### PROVIDED ENTRIES
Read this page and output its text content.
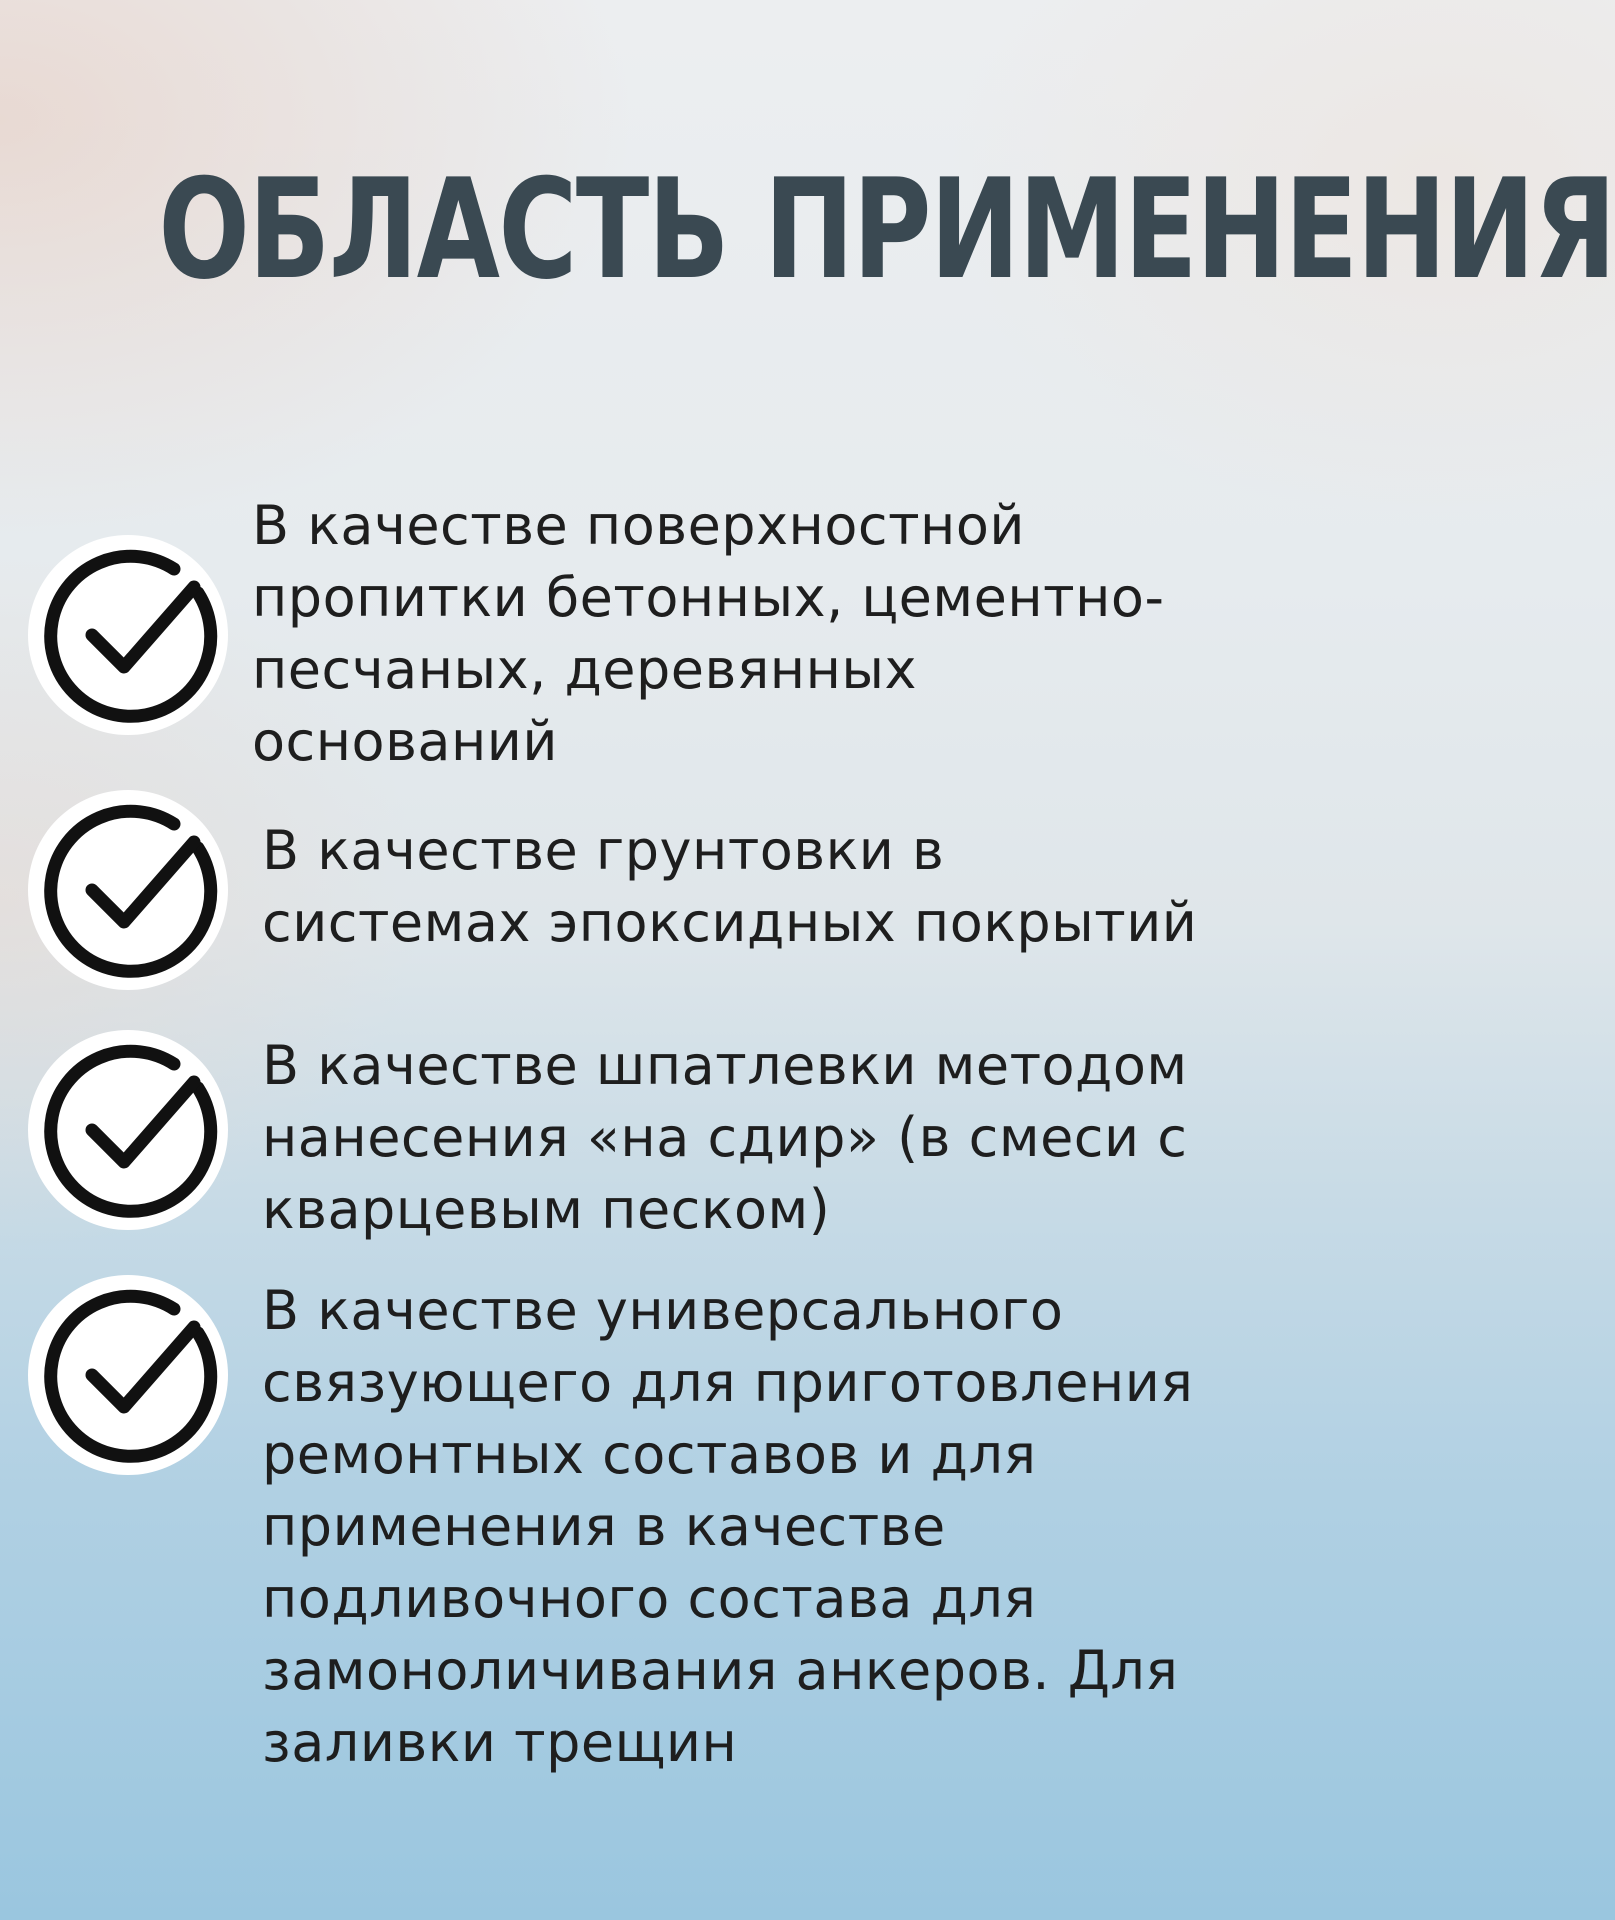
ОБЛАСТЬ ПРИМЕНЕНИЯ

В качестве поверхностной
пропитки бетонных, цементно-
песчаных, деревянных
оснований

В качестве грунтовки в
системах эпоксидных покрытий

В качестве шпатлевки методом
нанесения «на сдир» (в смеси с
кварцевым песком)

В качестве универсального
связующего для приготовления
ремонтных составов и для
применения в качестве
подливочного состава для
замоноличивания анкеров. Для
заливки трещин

---

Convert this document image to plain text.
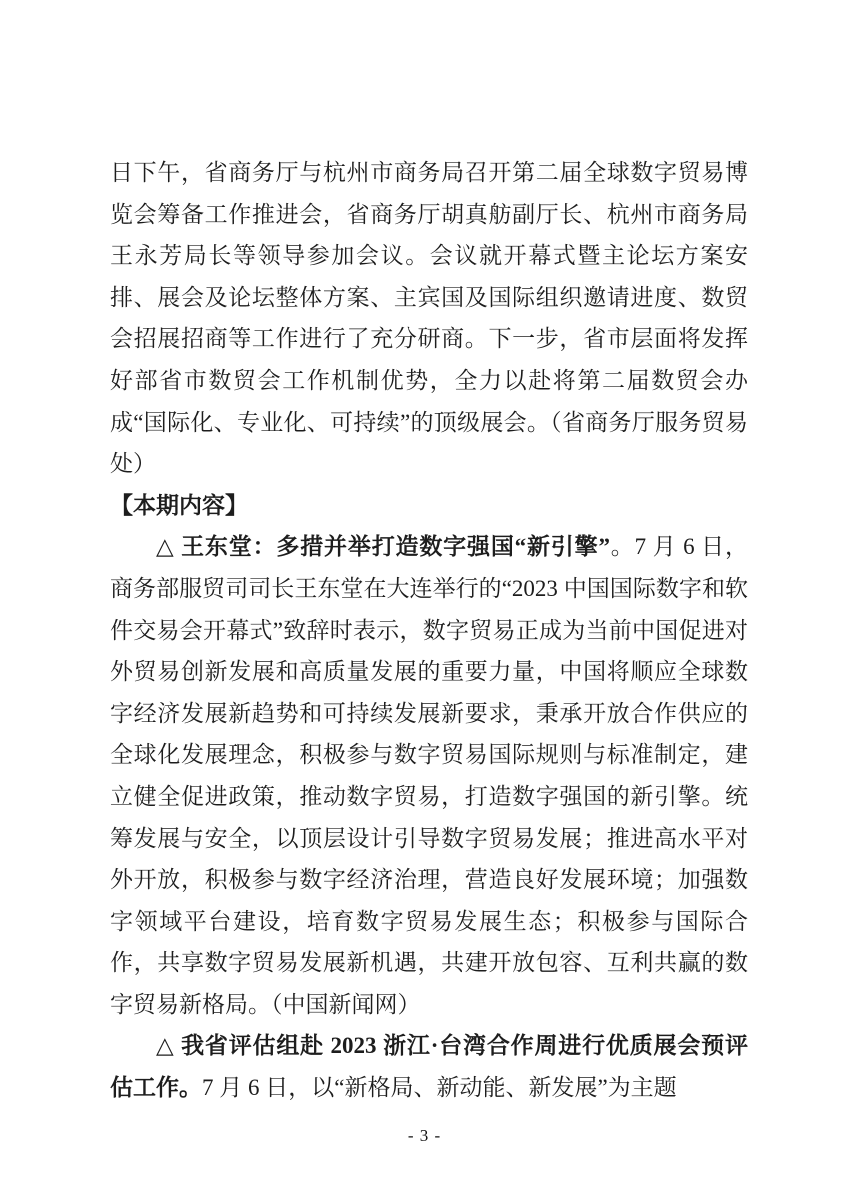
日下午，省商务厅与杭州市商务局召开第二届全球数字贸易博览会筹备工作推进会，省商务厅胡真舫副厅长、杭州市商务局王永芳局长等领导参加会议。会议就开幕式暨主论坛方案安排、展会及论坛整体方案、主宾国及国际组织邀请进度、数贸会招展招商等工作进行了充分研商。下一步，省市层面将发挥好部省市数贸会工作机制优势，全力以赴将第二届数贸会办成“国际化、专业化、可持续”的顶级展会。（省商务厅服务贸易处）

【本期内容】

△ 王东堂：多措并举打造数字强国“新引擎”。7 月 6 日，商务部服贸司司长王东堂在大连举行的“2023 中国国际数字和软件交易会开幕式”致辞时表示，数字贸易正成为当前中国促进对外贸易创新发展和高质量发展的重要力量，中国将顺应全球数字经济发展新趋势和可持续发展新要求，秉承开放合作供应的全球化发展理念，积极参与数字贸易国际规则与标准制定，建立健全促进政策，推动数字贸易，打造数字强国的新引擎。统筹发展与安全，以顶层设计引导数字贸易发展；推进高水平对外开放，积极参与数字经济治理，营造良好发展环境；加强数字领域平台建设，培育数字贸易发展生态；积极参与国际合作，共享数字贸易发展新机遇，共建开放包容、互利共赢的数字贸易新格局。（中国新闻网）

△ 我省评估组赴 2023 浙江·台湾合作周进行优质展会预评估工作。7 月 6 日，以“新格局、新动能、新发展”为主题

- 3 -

### GOAL
Give the number of lines in the entries that include the string "качестве", and nothing more.

### RESULT
5